# Written problem:
Repeat the listing in full, word for word.

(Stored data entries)

■ ■ ■ ■

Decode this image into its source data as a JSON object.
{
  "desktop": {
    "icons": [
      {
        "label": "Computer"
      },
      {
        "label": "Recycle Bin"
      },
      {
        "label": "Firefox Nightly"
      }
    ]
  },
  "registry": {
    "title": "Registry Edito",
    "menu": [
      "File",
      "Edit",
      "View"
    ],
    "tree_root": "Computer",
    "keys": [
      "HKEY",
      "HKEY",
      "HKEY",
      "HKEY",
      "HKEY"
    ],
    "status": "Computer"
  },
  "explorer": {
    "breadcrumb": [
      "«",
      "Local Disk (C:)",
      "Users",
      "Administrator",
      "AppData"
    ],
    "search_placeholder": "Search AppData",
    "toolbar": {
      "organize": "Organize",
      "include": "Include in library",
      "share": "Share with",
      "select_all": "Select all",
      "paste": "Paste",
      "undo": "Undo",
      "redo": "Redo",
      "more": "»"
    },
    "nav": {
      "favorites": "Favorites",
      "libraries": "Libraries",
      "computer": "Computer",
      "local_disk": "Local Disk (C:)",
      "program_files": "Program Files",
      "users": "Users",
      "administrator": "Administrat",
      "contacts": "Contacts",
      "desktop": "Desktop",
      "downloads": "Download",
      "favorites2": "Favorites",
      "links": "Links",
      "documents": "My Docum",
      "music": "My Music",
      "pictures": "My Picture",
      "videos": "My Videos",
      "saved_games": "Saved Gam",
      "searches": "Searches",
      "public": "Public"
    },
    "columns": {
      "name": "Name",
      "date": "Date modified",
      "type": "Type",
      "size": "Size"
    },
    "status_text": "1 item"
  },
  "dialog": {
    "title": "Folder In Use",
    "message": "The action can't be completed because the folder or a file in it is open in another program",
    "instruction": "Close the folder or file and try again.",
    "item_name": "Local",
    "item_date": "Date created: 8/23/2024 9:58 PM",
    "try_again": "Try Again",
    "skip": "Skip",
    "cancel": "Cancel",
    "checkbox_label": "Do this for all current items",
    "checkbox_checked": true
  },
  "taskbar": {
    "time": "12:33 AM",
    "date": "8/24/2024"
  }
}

■ ■ ■ ■

# Result:
Decode this image into its source data as a JSON object.
{
  "desktop": {
    "icons": [
      {
        "label": "Computer"
      },
      {
        "label": "Recycle Bin"
      },
      {
        "label": "Firefox Nightly"
      }
    ]
  },
  "registry": {
    "title": "Registry Edito",
    "menu": [
      "File",
      "Edit",
      "View"
    ],
    "tree_root": "Computer",
    "keys": [
      "HKEY",
      "HKEY",
      "HKEY",
      "HKEY",
      "HKEY"
    ],
    "status": "Computer"
  },
  "explorer": {
    "breadcrumb": [
      "«",
      "Local Disk (C:)",
      "Users",
      "Administrator",
      "AppData"
    ],
    "search_placeholder": "Search AppData",
    "toolbar": {
      "organize": "Organize",
      "include": "Include in library",
      "share": "Share with",
      "select_all": "Select all",
      "paste": "Paste",
      "undo": "Undo",
      "redo": "Redo",
      "more": "»"
    },
    "nav": {
      "favorites": "Favorites",
      "libraries": "Libraries",
      "computer": "Computer",
      "local_disk": "Local Disk (C:)",
      "program_files": "Program Files",
      "users": "Users",
      "administrator": "Administrat",
      "contacts": "Contacts",
      "desktop": "Desktop",
      "downloads": "Download",
      "favorites2": "Favorites",
      "links": "Links",
      "documents": "My Docum",
      "music": "My Music",
      "pictures": "My Picture",
      "videos": "My Videos",
      "saved_games": "Saved Gam",
      "searches": "Searches",
      "public": "Public"
    },
    "columns": {
      "name": "Name",
      "date": "Date modified",
      "type": "Type",
      "size": "Size"
    },
    "status_text": "1 item"
  },
  "dialog": {
    "title": "Folder In Use",
    "message": "The action can't be completed because the folder or a file in it is open in another program",
    "instruction": "Close the folder or file and try again.",
    "item_name": "Local",
    "item_date": "Date created: 8/23/2024 9:58 PM",
    "try_again": "Try Again",
    "skip": "Skip",
    "cancel": "Cancel",
    "checkbox_label": "Do this for all current items",
    "checkbox_checked": true
  },
  "taskbar": {
    "time": "12:33 AM",
    "date": "8/24/2024"
  }
}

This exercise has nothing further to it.